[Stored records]
◆ ◆ ◆ ◆
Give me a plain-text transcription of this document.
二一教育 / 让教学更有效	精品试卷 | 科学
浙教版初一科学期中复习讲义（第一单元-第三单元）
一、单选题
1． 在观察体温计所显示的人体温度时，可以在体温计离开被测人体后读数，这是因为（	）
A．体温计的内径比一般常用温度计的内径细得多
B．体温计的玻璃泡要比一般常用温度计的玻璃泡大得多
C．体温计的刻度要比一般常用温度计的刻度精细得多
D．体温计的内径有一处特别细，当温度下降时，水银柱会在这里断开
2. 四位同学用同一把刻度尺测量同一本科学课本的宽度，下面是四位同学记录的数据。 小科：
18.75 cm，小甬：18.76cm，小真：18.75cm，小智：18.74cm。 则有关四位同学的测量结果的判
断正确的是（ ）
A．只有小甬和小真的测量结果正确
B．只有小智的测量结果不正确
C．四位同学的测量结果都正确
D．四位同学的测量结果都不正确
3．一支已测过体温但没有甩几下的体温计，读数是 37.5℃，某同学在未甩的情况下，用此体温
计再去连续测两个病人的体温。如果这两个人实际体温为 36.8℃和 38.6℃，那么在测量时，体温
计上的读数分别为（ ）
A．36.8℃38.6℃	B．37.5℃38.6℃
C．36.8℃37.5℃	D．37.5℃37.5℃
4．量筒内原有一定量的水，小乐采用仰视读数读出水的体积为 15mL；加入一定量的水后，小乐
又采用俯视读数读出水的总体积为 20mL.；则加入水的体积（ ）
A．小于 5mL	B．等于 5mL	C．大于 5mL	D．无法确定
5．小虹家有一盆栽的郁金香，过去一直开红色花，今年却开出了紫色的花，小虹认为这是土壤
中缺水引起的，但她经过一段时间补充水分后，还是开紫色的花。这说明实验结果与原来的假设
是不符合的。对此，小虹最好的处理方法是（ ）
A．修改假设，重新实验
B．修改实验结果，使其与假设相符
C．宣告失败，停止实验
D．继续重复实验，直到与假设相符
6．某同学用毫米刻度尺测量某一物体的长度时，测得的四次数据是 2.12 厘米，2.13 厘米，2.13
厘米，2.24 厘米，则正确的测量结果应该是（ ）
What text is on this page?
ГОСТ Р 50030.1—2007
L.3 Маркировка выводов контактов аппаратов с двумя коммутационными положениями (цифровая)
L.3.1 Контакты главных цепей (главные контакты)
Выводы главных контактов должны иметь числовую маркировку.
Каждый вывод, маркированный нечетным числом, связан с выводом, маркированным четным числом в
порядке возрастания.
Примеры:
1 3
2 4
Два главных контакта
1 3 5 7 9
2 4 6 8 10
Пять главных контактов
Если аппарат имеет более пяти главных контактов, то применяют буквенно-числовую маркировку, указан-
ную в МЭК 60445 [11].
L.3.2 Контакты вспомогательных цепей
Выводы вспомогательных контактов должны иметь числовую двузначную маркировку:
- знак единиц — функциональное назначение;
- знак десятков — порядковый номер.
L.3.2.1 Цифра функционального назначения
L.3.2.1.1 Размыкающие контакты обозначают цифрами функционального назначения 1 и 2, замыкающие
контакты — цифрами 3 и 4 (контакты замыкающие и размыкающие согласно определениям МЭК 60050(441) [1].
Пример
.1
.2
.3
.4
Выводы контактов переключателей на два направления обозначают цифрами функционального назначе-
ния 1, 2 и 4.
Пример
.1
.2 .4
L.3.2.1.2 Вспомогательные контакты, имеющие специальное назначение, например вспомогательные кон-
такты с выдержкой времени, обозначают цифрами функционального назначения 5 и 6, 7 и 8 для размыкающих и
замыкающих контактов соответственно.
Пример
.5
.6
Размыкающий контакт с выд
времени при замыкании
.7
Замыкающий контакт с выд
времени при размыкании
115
◆ ◆ ◆ ◆
* [Task requirements]:
Report how many lines in the records above contain the word "иметь", giving only the number.

* [Output]:
2